Reproduce the listing below word for word, starting at its first line and ending with the line that contains "- error-bar-bottom-cap: [405, 342, 438, 346]", including that line.

* **Stored records**

§ §

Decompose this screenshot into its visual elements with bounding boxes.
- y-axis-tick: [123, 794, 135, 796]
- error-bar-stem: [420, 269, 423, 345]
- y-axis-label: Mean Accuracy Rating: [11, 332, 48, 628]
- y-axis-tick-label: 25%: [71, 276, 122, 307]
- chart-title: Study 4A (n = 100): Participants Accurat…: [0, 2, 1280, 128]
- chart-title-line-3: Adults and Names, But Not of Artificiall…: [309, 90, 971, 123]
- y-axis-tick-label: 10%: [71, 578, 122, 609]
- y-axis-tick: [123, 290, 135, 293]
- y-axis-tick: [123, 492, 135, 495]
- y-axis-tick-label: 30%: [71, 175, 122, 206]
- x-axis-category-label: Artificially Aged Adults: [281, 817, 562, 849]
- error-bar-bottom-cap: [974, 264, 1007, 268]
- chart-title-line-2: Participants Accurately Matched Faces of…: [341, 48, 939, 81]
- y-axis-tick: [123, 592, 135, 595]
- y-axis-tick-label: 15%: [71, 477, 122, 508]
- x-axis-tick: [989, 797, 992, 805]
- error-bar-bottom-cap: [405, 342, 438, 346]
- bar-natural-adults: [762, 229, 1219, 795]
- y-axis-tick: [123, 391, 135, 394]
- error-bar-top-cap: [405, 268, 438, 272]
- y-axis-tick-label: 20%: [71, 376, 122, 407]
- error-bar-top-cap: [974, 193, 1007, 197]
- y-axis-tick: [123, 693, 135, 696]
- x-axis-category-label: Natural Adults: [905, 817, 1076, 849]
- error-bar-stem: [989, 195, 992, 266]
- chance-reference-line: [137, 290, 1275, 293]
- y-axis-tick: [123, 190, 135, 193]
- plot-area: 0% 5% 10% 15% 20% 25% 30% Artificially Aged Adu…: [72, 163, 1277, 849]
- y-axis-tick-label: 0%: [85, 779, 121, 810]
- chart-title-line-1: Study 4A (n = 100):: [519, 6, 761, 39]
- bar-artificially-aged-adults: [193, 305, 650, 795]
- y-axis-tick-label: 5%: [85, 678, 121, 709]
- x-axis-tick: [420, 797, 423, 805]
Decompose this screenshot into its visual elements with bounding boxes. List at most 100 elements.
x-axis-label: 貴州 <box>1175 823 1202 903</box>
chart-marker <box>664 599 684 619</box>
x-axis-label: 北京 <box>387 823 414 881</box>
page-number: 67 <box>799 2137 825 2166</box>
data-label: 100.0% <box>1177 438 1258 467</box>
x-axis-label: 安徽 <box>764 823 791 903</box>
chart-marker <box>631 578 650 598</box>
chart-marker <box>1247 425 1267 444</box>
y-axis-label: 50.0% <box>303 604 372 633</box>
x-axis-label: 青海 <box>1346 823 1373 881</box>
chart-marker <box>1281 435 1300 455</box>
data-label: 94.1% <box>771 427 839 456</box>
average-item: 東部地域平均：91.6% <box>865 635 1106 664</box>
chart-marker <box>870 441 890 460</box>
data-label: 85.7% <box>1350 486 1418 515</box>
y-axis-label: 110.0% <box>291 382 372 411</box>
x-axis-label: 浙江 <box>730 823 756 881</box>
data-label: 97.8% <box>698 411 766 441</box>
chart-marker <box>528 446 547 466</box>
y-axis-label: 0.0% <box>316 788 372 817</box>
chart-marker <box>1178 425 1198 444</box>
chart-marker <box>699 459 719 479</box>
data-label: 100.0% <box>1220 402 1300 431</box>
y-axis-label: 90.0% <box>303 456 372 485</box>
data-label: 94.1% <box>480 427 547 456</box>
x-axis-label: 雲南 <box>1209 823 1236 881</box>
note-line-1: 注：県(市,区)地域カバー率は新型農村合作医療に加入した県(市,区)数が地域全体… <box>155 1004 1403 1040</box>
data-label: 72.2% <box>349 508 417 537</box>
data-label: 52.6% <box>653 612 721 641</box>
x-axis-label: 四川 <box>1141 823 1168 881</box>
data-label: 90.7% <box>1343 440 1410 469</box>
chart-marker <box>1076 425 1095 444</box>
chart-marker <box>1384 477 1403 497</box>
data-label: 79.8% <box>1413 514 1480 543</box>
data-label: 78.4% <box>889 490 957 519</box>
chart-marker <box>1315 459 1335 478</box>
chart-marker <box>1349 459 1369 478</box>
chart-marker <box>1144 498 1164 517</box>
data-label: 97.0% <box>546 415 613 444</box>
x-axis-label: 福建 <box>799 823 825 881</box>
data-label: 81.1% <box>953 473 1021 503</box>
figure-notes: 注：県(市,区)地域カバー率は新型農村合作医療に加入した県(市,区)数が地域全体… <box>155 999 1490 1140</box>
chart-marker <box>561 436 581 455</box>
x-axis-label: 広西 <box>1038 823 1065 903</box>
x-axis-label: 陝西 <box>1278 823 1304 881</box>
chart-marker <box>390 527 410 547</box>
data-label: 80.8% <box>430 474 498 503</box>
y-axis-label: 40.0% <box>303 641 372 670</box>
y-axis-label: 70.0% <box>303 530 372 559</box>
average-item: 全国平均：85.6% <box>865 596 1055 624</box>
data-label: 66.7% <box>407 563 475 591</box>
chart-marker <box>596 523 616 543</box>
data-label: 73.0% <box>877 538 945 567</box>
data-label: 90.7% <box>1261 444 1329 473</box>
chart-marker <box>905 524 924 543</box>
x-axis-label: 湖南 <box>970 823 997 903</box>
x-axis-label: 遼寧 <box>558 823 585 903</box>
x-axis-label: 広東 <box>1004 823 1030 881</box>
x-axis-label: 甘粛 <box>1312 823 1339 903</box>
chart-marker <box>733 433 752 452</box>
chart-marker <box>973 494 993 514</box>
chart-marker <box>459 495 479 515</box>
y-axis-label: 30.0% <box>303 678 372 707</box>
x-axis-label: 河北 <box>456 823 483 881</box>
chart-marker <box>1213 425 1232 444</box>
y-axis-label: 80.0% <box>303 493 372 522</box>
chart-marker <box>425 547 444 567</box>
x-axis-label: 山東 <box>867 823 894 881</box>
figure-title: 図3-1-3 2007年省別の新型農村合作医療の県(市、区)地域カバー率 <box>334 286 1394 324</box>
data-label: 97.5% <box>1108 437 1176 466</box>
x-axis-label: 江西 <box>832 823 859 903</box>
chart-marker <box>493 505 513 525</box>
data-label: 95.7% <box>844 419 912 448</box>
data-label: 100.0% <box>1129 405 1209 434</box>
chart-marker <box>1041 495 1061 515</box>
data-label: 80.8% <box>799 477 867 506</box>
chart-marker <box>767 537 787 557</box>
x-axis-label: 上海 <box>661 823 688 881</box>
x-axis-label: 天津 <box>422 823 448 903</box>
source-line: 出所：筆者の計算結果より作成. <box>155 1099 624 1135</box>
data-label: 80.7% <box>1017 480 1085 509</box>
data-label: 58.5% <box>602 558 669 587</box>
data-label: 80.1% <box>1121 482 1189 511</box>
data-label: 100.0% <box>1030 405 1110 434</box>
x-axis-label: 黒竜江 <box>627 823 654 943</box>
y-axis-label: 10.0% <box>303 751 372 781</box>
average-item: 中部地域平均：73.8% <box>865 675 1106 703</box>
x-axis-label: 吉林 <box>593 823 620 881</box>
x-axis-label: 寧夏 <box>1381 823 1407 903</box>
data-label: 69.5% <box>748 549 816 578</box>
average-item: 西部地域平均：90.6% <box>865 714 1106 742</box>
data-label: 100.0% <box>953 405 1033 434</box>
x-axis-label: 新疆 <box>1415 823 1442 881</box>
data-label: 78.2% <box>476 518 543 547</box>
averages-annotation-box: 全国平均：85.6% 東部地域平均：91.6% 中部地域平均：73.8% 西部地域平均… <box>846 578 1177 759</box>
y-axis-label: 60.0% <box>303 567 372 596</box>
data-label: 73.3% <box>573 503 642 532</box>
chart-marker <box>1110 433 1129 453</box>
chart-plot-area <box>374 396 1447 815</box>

§ §

* **Output**
Decompose this screenshot into its visual elements with bounding boxes.
- y-axis-tick: [123, 794, 135, 796]
- error-bar-stem: [420, 269, 423, 345]
- y-axis-label: Mean Accuracy Rating: [11, 332, 48, 628]
- y-axis-tick-label: 25%: [71, 276, 122, 307]
- chart-title: Study 4A (n = 100): Participants Accurat…: [0, 2, 1280, 128]
- chart-title-line-3: Adults and Names, But Not of Artificiall…: [309, 90, 971, 123]
- y-axis-tick-label: 10%: [71, 578, 122, 609]
- y-axis-tick: [123, 290, 135, 293]
- y-axis-tick: [123, 492, 135, 495]
- y-axis-tick-label: 30%: [71, 175, 122, 206]
- x-axis-category-label: Artificially Aged Adults: [281, 817, 562, 849]
- error-bar-bottom-cap: [974, 264, 1007, 268]
- chart-title-line-2: Participants Accurately Matched Faces of…: [341, 48, 939, 81]
- y-axis-tick: [123, 592, 135, 595]
- y-axis-tick-label: 15%: [71, 477, 122, 508]
- x-axis-tick: [989, 797, 992, 805]
- error-bar-bottom-cap: [405, 342, 438, 346]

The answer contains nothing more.